# Aim
Gather, from the listing beneath this task, every line holding the string "utazzitthon".

# Input data
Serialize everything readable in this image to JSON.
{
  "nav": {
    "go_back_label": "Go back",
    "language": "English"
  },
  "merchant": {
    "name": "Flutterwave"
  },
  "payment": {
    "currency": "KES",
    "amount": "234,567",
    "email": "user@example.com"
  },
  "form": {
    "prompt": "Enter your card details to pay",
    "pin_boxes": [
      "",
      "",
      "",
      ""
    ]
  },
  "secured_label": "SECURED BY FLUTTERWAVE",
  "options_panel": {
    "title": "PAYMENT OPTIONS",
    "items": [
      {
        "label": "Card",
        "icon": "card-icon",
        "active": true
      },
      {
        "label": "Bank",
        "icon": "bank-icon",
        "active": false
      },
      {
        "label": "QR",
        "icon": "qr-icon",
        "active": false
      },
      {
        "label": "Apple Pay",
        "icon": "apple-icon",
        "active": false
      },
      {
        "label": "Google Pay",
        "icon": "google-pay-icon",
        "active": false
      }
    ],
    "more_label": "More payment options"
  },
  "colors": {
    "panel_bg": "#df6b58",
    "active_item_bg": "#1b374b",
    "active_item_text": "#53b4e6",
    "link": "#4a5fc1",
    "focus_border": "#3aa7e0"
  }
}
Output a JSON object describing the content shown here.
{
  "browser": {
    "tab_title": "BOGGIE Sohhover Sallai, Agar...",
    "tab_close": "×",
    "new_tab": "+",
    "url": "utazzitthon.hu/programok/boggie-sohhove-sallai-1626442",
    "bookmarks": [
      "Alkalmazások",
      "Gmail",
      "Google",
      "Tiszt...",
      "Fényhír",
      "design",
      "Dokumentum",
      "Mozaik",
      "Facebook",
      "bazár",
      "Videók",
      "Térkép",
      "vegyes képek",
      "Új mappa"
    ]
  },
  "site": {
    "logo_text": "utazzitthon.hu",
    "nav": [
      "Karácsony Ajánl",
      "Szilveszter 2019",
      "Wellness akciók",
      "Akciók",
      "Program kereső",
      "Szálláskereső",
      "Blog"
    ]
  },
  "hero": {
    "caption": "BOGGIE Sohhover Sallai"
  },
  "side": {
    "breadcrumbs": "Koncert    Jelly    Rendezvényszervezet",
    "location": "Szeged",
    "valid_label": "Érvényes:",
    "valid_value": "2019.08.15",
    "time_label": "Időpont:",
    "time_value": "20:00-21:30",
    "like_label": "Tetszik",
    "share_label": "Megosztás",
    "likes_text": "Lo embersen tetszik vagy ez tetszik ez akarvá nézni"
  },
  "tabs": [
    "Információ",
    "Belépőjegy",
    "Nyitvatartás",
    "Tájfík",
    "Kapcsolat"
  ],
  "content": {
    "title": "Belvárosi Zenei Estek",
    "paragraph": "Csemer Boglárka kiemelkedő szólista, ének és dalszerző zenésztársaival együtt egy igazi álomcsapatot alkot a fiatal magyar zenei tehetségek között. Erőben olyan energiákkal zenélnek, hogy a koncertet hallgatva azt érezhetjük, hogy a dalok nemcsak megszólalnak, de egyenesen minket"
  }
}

# Full response
    "url": "utazzitthon.hu/programok/boggie-sohhove-sallai-1626442",
    "logo_text": "utazzitthon.hu",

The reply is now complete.